_What to produce_: Without the pictures, can you quote each line below exactly?

_Task inputs_:

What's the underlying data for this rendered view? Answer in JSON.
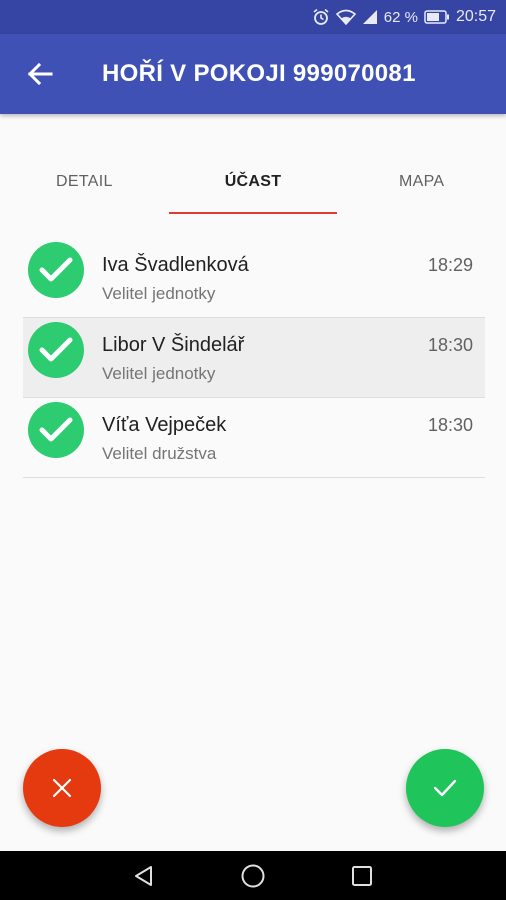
{
  "status_bar": {
    "battery_percent": "62 %",
    "time": "20:57",
    "icons": [
      "alarm-icon",
      "wifi-icon",
      "signal-icon",
      "battery-icon"
    ]
  },
  "app_bar": {
    "title": "HOŘÍ V POKOJI 999070081",
    "back_icon": "arrow-back-icon"
  },
  "tabs": [
    {
      "label": "DETAIL",
      "active": false
    },
    {
      "label": "ÚČAST",
      "active": true
    },
    {
      "label": "MAPA",
      "active": false
    }
  ],
  "participants": [
    {
      "name": "Iva Švadlenková",
      "role": "Velitel jednotky",
      "time": "18:29",
      "status_icon": "check-icon"
    },
    {
      "name": "Libor V Šindelář",
      "role": "Velitel jednotky",
      "time": "18:30",
      "status_icon": "check-icon"
    },
    {
      "name": "Víťa Vejpeček",
      "role": "Velitel družstva",
      "time": "18:30",
      "status_icon": "check-icon"
    }
  ],
  "fabs": {
    "decline_icon": "close-icon",
    "accept_icon": "check-icon"
  },
  "colors": {
    "primary": "#3f51b5",
    "status_bar": "#3644a3",
    "accent_tab": "#e53935",
    "check_green": "#2ecc71",
    "fab_red": "#e53910",
    "fab_green": "#1fc45a"
  },
  "nav_bar": {
    "icons": [
      "nav-back-icon",
      "nav-home-icon",
      "nav-recents-icon"
    ]
  }
}
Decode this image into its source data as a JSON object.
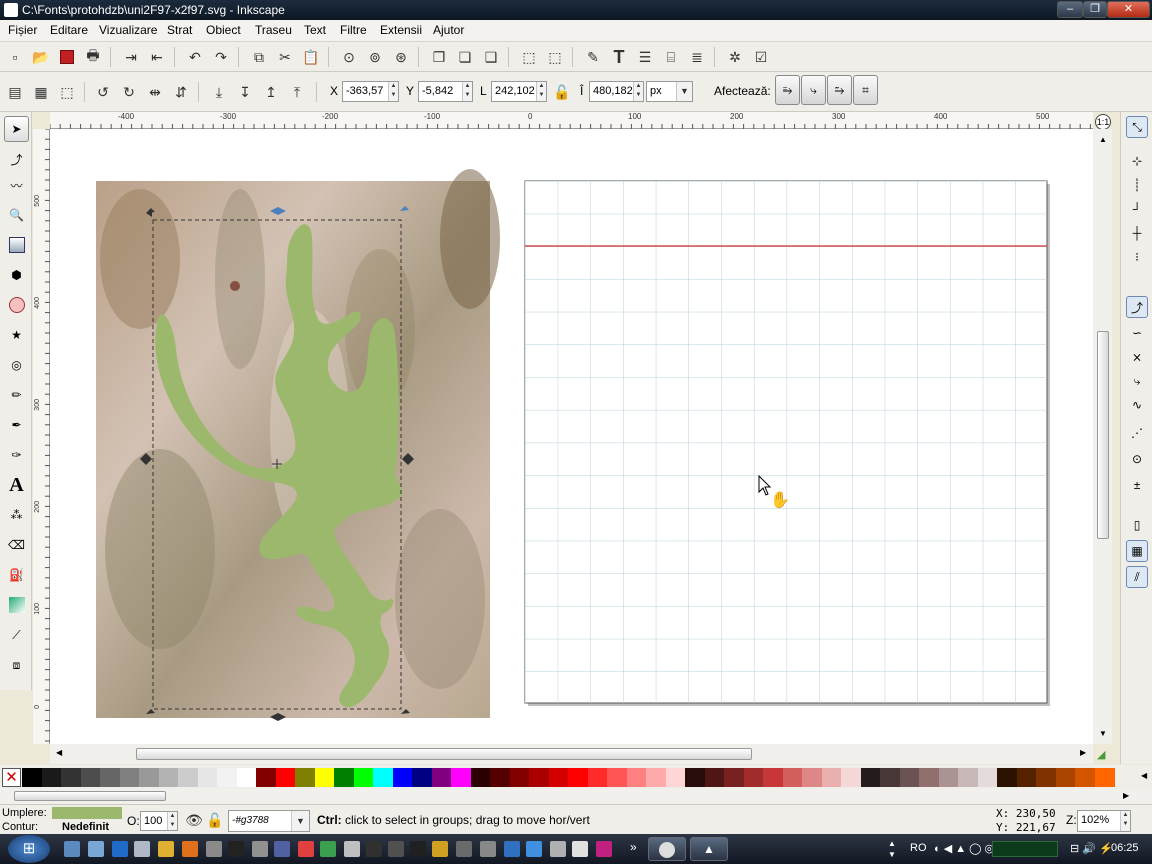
{
  "window": {
    "title": "C:\\Fonts\\protohdzb\\uni2F97-x2f97.svg - Inkscape",
    "app_icon": "inkscape-icon"
  },
  "menu": [
    "Fișier",
    "Editare",
    "Vizualizare",
    "Strat",
    "Obiect",
    "Traseu",
    "Text",
    "Filtre",
    "Extensii",
    "Ajutor"
  ],
  "controls": {
    "x_label": "X",
    "x_value": "-363,57",
    "y_label": "Y",
    "y_value": "-5,842",
    "w_label": "L",
    "w_value": "242,102",
    "h_label": "Î",
    "h_value": "480,182",
    "unit": "px",
    "affect_label": "Afectează:"
  },
  "rulers": {
    "h_ticks": [
      "-400",
      "-300",
      "-200",
      "-100",
      "0",
      "100",
      "200",
      "300",
      "400",
      "500"
    ],
    "v_ticks": [
      "500",
      "400",
      "300",
      "200",
      "100",
      "0"
    ]
  },
  "status": {
    "fill_label": "Umplere:",
    "stroke_label": "Contur:",
    "stroke_value": "Nedefinit",
    "fill_color": "#9cb86c",
    "opacity_label": "O:",
    "opacity_value": "100",
    "layer_value": "-#g3788",
    "message_key": "Ctrl:",
    "message_text": " click to select in groups; drag to move hor/vert",
    "x_coord": "X:  230,50",
    "y_coord": "Y:  221,67",
    "zoom_label": "Z:",
    "zoom_value": "102%"
  },
  "taskbar": {
    "lang": "RO",
    "clock": "06:25"
  },
  "palette": [
    "#000000",
    "#1a1a1a",
    "#333333",
    "#4d4d4d",
    "#666666",
    "#808080",
    "#999999",
    "#b3b3b3",
    "#cccccc",
    "#e6e6e6",
    "#f2f2f2",
    "#ffffff",
    "#800000",
    "#ff0000",
    "#808000",
    "#ffff00",
    "#008000",
    "#00ff00",
    "#00ffff",
    "#0000ff",
    "#000080",
    "#800080",
    "#ff00ff",
    "#2b0000",
    "#550000",
    "#800000",
    "#aa0000",
    "#d40000",
    "#ff0000",
    "#ff2a2a",
    "#ff5555",
    "#ff8080",
    "#ffaaaa",
    "#ffd5d5",
    "#280b0b",
    "#501616",
    "#782121",
    "#a02c2c",
    "#c83737",
    "#d35f5f",
    "#de8787",
    "#e9afaf",
    "#f4d7d7",
    "#241c1c",
    "#483737",
    "#6c5353",
    "#916f6f",
    "#ac9393",
    "#c8b7b7",
    "#e3dbdb",
    "#2b1100",
    "#552200",
    "#803300",
    "#aa4400",
    "#d45500",
    "#ff6600"
  ],
  "colors": {
    "glyph": "#9cb86c",
    "grid": "#b6d2dc",
    "guide": "#d13030"
  }
}
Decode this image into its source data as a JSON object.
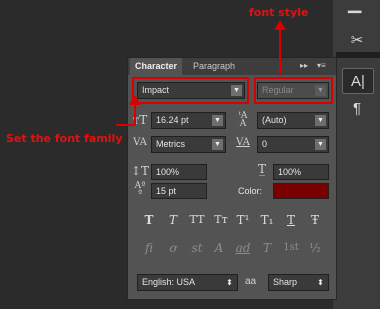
{
  "annotations": {
    "font_style": "font style",
    "font_family": "Set the font family"
  },
  "panel": {
    "tabs": [
      {
        "label": "Character"
      },
      {
        "label": "Paragraph"
      }
    ],
    "font_family": "Impact",
    "font_style": "Regular",
    "size": "16.24 pt",
    "leading": "(Auto)",
    "kerning": "Metrics",
    "tracking": "0",
    "vertical_scale": "100%",
    "horizontal_scale": "100%",
    "baseline_shift": "15 pt",
    "color_label": "Color:",
    "color_value": "#7a0000",
    "language": "English: USA",
    "antialias_icon_text": "aa",
    "antialias": "Sharp"
  },
  "style_buttons": [
    "T",
    "T",
    "TT",
    "Tт",
    "T¹",
    "T₁",
    "T",
    "Ŧ"
  ],
  "opentype_buttons": [
    "fi",
    "ơ",
    "st",
    "A",
    "ad",
    "T",
    "1st",
    "½"
  ],
  "colors": {
    "accent_red": "#e01212",
    "swatch": "#7a0000"
  }
}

_Task output_:
What's the underlying data for this rendered view? Answer in JSON.
{
  "status_bar": {
    "battery_percent": "62 %",
    "time": "20:57",
    "icons": [
      "alarm-icon",
      "wifi-icon",
      "signal-icon",
      "battery-icon"
    ]
  },
  "app_bar": {
    "title": "HOŘÍ V POKOJI 999070081",
    "back_icon": "arrow-back-icon"
  },
  "tabs": [
    {
      "label": "DETAIL",
      "active": false
    },
    {
      "label": "ÚČAST",
      "active": true
    },
    {
      "label": "MAPA",
      "active": false
    }
  ],
  "participants": [
    {
      "name": "Iva Švadlenková",
      "role": "Velitel jednotky",
      "time": "18:29",
      "status_icon": "check-icon"
    },
    {
      "name": "Libor V Šindelář",
      "role": "Velitel jednotky",
      "time": "18:30",
      "status_icon": "check-icon"
    },
    {
      "name": "Víťa Vejpeček",
      "role": "Velitel družstva",
      "time": "18:30",
      "status_icon": "check-icon"
    }
  ],
  "fabs": {
    "decline_icon": "close-icon",
    "accept_icon": "check-icon"
  },
  "colors": {
    "primary": "#3f51b5",
    "status_bar": "#3644a3",
    "accent_tab": "#e53935",
    "check_green": "#2ecc71",
    "fab_red": "#e53910",
    "fab_green": "#1fc45a"
  },
  "nav_bar": {
    "icons": [
      "nav-back-icon",
      "nav-home-icon",
      "nav-recents-icon"
    ]
  }
}
Decode this image into its source data as a JSON object.
{
  "window": {
    "title": "C:\\Fonts\\protohdzb\\uni2F97-x2f97.svg - Inkscape",
    "app_icon": "inkscape-icon"
  },
  "menu": [
    "Fișier",
    "Editare",
    "Vizualizare",
    "Strat",
    "Obiect",
    "Traseu",
    "Text",
    "Filtre",
    "Extensii",
    "Ajutor"
  ],
  "controls": {
    "x_label": "X",
    "x_value": "-363,57",
    "y_label": "Y",
    "y_value": "-5,842",
    "w_label": "L",
    "w_value": "242,102",
    "h_label": "Î",
    "h_value": "480,182",
    "unit": "px",
    "affect_label": "Afectează:"
  },
  "rulers": {
    "h_ticks": [
      "-400",
      "-300",
      "-200",
      "-100",
      "0",
      "100",
      "200",
      "300",
      "400",
      "500"
    ],
    "v_ticks": [
      "500",
      "400",
      "300",
      "200",
      "100",
      "0"
    ]
  },
  "status": {
    "fill_label": "Umplere:",
    "stroke_label": "Contur:",
    "stroke_value": "Nedefinit",
    "fill_color": "#9cb86c",
    "opacity_label": "O:",
    "opacity_value": "100",
    "layer_value": "-#g3788",
    "message_key": "Ctrl:",
    "message_text": " click to select in groups; drag to move hor/vert",
    "x_coord": "X:  230,50",
    "y_coord": "Y:  221,67",
    "zoom_label": "Z:",
    "zoom_value": "102%"
  },
  "taskbar": {
    "lang": "RO",
    "clock": "06:25"
  },
  "palette": [
    "#000000",
    "#1a1a1a",
    "#333333",
    "#4d4d4d",
    "#666666",
    "#808080",
    "#999999",
    "#b3b3b3",
    "#cccccc",
    "#e6e6e6",
    "#f2f2f2",
    "#ffffff",
    "#800000",
    "#ff0000",
    "#808000",
    "#ffff00",
    "#008000",
    "#00ff00",
    "#00ffff",
    "#0000ff",
    "#000080",
    "#800080",
    "#ff00ff",
    "#2b0000",
    "#550000",
    "#800000",
    "#aa0000",
    "#d40000",
    "#ff0000",
    "#ff2a2a",
    "#ff5555",
    "#ff8080",
    "#ffaaaa",
    "#ffd5d5",
    "#280b0b",
    "#501616",
    "#782121",
    "#a02c2c",
    "#c83737",
    "#d35f5f",
    "#de8787",
    "#e9afaf",
    "#f4d7d7",
    "#241c1c",
    "#483737",
    "#6c5353",
    "#916f6f",
    "#ac9393",
    "#c8b7b7",
    "#e3dbdb",
    "#2b1100",
    "#552200",
    "#803300",
    "#aa4400",
    "#d45500",
    "#ff6600"
  ],
  "colors": {
    "glyph": "#9cb86c",
    "grid": "#b6d2dc",
    "guide": "#d13030"
  }
}
Decode this image into its source data as a JSON object.
{
  "annotations": {
    "font_style": "font style",
    "font_family": "Set the font family"
  },
  "panel": {
    "tabs": [
      {
        "label": "Character"
      },
      {
        "label": "Paragraph"
      }
    ],
    "font_family": "Impact",
    "font_style": "Regular",
    "size": "16.24 pt",
    "leading": "(Auto)",
    "kerning": "Metrics",
    "tracking": "0",
    "vertical_scale": "100%",
    "horizontal_scale": "100%",
    "baseline_shift": "15 pt",
    "color_label": "Color:",
    "color_value": "#7a0000",
    "language": "English: USA",
    "antialias_icon_text": "aa",
    "antialias": "Sharp"
  },
  "style_buttons": [
    "T",
    "T",
    "TT",
    "Tт",
    "T¹",
    "T₁",
    "T",
    "Ŧ"
  ],
  "opentype_buttons": [
    "fi",
    "ơ",
    "st",
    "A",
    "ad",
    "T",
    "1st",
    "½"
  ],
  "colors": {
    "accent_red": "#e01212",
    "swatch": "#7a0000"
  }
}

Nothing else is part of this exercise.